- _Extract provided_
________________________

Our group of graduate student mentors and their flock of high school freshmen marched through the halls of a university engineering center. Laser cutting, mechanical shearing and shaping, 3-D printing and scanning, electrical circuit labs, and more flanked every room and hall. "All this can be yours!" crooned the tour guide. "Our students have full access to all equipment, no previous knowledge of them required!"
It was enough to make me want to be an engineering undergrad, and I'm currently knee-deep in a doctoral program of the biological kind. I wondered, when we sat down to lunch, what these STEM-focused girls would think of the facilities shown to them?
"Did you notice all the boys? Hardly any girls anywhere," said one of them over pita and hummus.
"Packs of boys here, and there, and just a single girl or two scattered throughout," said another, with a maturity and quiet confidence that betrays her status as a younger sibling with many older ones to model after.
The woman in charge of recruiting these girls into this college prep program nodded. "Any time I go into an engineering class to get you interested, there's only one or two girls in the room." "It can be scary," noted a freshman with pink butterfly hair clips.
My phone's timer buzzed, reminding me of my long forgotten competent cells beckoning my attention. But - wait! Why? Why are boys scary? I wanted to ask them. I wanted to gently push a little and see what the answer was. A moment too late . . .
It is altogether possible that these young women are at the age when all boys are scary. So be it. I can live with that; it fades with a few years' experience in friendship and classroom camaraderie. But what if . . . no, that can't be it. Surely women as young as fourteen aren't already dreading the famed gender wage gap, sexism in the workplace, etc., etc., etc.?

________________________

- _Data extracts_
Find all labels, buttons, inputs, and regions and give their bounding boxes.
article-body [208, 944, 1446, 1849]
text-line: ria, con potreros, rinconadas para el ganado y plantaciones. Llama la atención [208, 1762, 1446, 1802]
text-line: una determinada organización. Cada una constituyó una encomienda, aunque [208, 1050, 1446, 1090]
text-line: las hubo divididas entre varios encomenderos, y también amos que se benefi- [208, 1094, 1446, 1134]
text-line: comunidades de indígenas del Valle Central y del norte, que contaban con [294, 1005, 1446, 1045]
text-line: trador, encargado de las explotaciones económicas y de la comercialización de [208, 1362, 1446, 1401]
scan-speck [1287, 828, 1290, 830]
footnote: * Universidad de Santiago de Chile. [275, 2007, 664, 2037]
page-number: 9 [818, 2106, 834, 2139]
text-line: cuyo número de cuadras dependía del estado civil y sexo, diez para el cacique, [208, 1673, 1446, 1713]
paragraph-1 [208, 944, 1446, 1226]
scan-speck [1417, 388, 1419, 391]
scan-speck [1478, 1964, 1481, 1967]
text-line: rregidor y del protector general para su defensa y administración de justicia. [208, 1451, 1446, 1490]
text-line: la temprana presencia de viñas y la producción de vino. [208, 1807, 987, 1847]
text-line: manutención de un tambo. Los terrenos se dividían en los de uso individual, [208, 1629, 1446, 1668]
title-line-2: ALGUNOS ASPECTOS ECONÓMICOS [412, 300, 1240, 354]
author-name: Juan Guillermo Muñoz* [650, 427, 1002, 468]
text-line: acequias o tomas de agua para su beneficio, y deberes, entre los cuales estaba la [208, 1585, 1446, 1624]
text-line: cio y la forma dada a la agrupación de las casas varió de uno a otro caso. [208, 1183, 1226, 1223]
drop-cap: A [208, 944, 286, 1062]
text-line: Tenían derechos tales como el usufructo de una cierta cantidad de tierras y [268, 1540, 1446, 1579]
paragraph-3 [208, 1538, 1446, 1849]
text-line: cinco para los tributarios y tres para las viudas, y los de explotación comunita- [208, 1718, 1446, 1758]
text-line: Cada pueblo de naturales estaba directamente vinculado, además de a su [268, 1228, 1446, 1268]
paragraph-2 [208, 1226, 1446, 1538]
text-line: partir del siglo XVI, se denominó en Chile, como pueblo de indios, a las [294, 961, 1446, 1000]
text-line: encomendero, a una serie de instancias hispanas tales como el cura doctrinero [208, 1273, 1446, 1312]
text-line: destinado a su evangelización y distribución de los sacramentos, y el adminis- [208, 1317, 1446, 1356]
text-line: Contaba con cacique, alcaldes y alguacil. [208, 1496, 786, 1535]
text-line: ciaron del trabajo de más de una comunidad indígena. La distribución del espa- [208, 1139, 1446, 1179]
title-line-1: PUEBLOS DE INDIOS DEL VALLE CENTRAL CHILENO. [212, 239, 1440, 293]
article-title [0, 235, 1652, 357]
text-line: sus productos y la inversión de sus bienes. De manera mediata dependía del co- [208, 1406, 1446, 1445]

________________________

Translate this sentence from the account of the engineering center tour into Spanish: "My phone's timer buzzed, reminding me of my long forgotten competent cells beckoning my attention."

- _Answer to the problem_
El temporizador de mi teléfono vibró y me recordó mis células competentes, olvidadas desde hacía mucho, que reclamaban mi atención.